OBJECTIVE:
Retype the data that follows line by line, exactly, and leave its pictures out.

(Figure dataset records)
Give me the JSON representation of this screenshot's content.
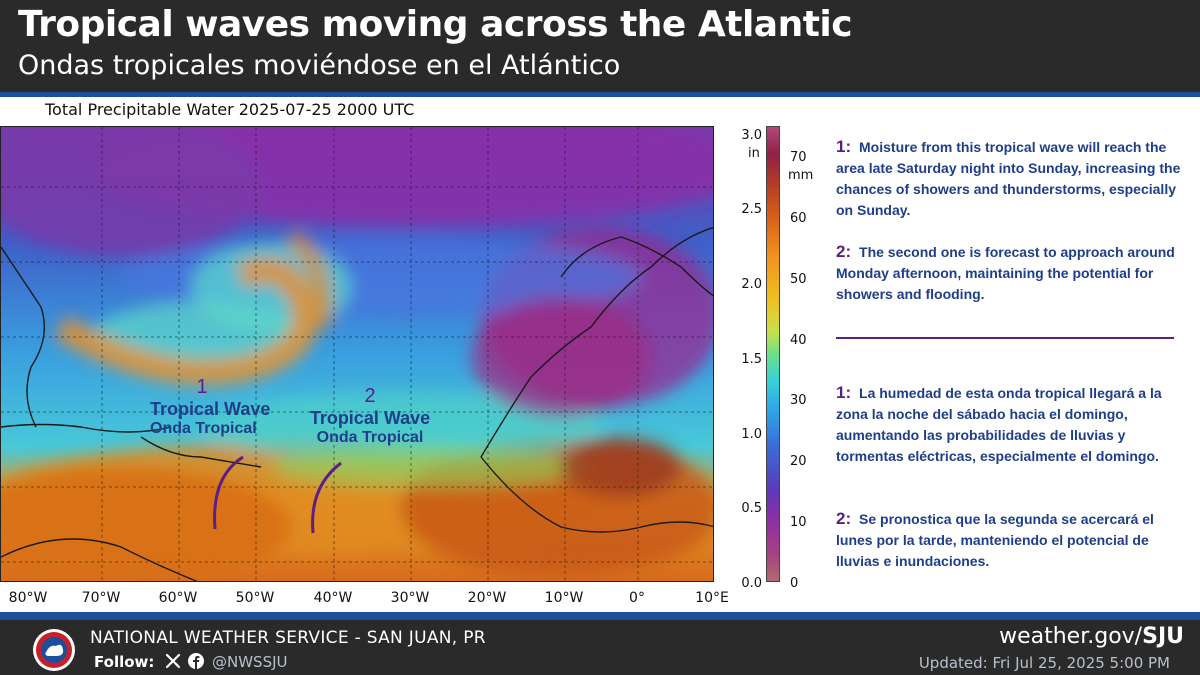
{
  "header": {
    "title": "Tropical waves moving across the Atlantic",
    "subtitle": "Ondas tropicales moviéndose en el Atlántico"
  },
  "map": {
    "caption": "Total Precipitable Water  2025-07-25 2000 UTC",
    "longitude_labels": [
      "80°W",
      "70°W",
      "60°W",
      "50°W",
      "40°W",
      "30°W",
      "20°W",
      "10°W",
      "0°",
      "10°E"
    ],
    "waves": [
      {
        "number": "1",
        "name_en": "Tropical Wave",
        "name_es": "Onda Tropical"
      },
      {
        "number": "2",
        "name_en": "Tropical Wave",
        "name_es": "Onda Tropical"
      }
    ],
    "colorbar": {
      "unit_in": "in",
      "unit_mm": "mm",
      "in_ticks": [
        "3.0",
        "2.5",
        "2.0",
        "1.5",
        "1.0",
        "0.5",
        "0.0"
      ],
      "mm_ticks": [
        "70",
        "60",
        "50",
        "40",
        "30",
        "20",
        "10",
        "0"
      ]
    },
    "colors": {
      "wave_number": "#5b1f86",
      "wave_label": "#1f3e8a",
      "moist": "#e8801c",
      "dry": "#8a2fa8",
      "mid": "#3a8fe0"
    }
  },
  "notes": {
    "en_1_num": "1:",
    "en_1_text": "Moisture from this tropical wave will reach the area late Saturday night into Sunday, increasing the chances of showers and thunderstorms, especially on Sunday.",
    "en_2_num": "2:",
    "en_2_text": "The second one is forecast to approach around Monday afternoon, maintaining the potential for showers and flooding.",
    "es_1_num": "1:",
    "es_1_text": "La humedad de esta onda tropical llegará a la zona la noche del sábado hacia el domingo, aumentando las probabilidades de lluvias y tormentas eléctricas, especialmente el domingo.",
    "es_2_num": "2:",
    "es_2_text": "Se pronostica que la segunda se acercará el lunes por la tarde, manteniendo el potencial de lluvias e inundaciones."
  },
  "footer": {
    "agency": "NATIONAL WEATHER SERVICE - SAN JUAN, PR",
    "follow": "Follow:",
    "handle": "@NWSSJU",
    "site_prefix": "weather.gov/",
    "site_bold": "SJU",
    "updated": "Updated: Fri Jul 25, 2025 5:00 PM",
    "logo_icon": "nws-logo-icon",
    "x_icon": "x-icon",
    "facebook_icon": "facebook-icon"
  }
}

SOLVED PROBLEM:
Give me the JSON representation of this screenshot's content.
{
  "header": {
    "title": "Tropical waves moving across the Atlantic",
    "subtitle": "Ondas tropicales moviéndose en el Atlántico"
  },
  "map": {
    "caption": "Total Precipitable Water  2025-07-25 2000 UTC",
    "longitude_labels": [
      "80°W",
      "70°W",
      "60°W",
      "50°W",
      "40°W",
      "30°W",
      "20°W",
      "10°W",
      "0°",
      "10°E"
    ],
    "waves": [
      {
        "number": "1",
        "name_en": "Tropical Wave",
        "name_es": "Onda Tropical"
      },
      {
        "number": "2",
        "name_en": "Tropical Wave",
        "name_es": "Onda Tropical"
      }
    ],
    "colorbar": {
      "unit_in": "in",
      "unit_mm": "mm",
      "in_ticks": [
        "3.0",
        "2.5",
        "2.0",
        "1.5",
        "1.0",
        "0.5",
        "0.0"
      ],
      "mm_ticks": [
        "70",
        "60",
        "50",
        "40",
        "30",
        "20",
        "10",
        "0"
      ]
    },
    "colors": {
      "wave_number": "#5b1f86",
      "wave_label": "#1f3e8a",
      "moist": "#e8801c",
      "dry": "#8a2fa8",
      "mid": "#3a8fe0"
    }
  },
  "notes": {
    "en_1_num": "1:",
    "en_1_text": "Moisture from this tropical wave will reach the area late Saturday night into Sunday, increasing the chances of showers and thunderstorms, especially on Sunday.",
    "en_2_num": "2:",
    "en_2_text": "The second one is forecast to approach around Monday afternoon, maintaining the potential for showers and flooding.",
    "es_1_num": "1:",
    "es_1_text": "La humedad de esta onda tropical llegará a la zona la noche del sábado hacia el domingo, aumentando las probabilidades de lluvias y tormentas eléctricas, especialmente el domingo.",
    "es_2_num": "2:",
    "es_2_text": "Se pronostica que la segunda se acercará el lunes por la tarde, manteniendo el potencial de lluvias e inundaciones."
  },
  "footer": {
    "agency": "NATIONAL WEATHER SERVICE - SAN JUAN, PR",
    "follow": "Follow:",
    "handle": "@NWSSJU",
    "site_prefix": "weather.gov/",
    "site_bold": "SJU",
    "updated": "Updated: Fri Jul 25, 2025 5:00 PM",
    "logo_icon": "nws-logo-icon",
    "x_icon": "x-icon",
    "facebook_icon": "facebook-icon"
  }
}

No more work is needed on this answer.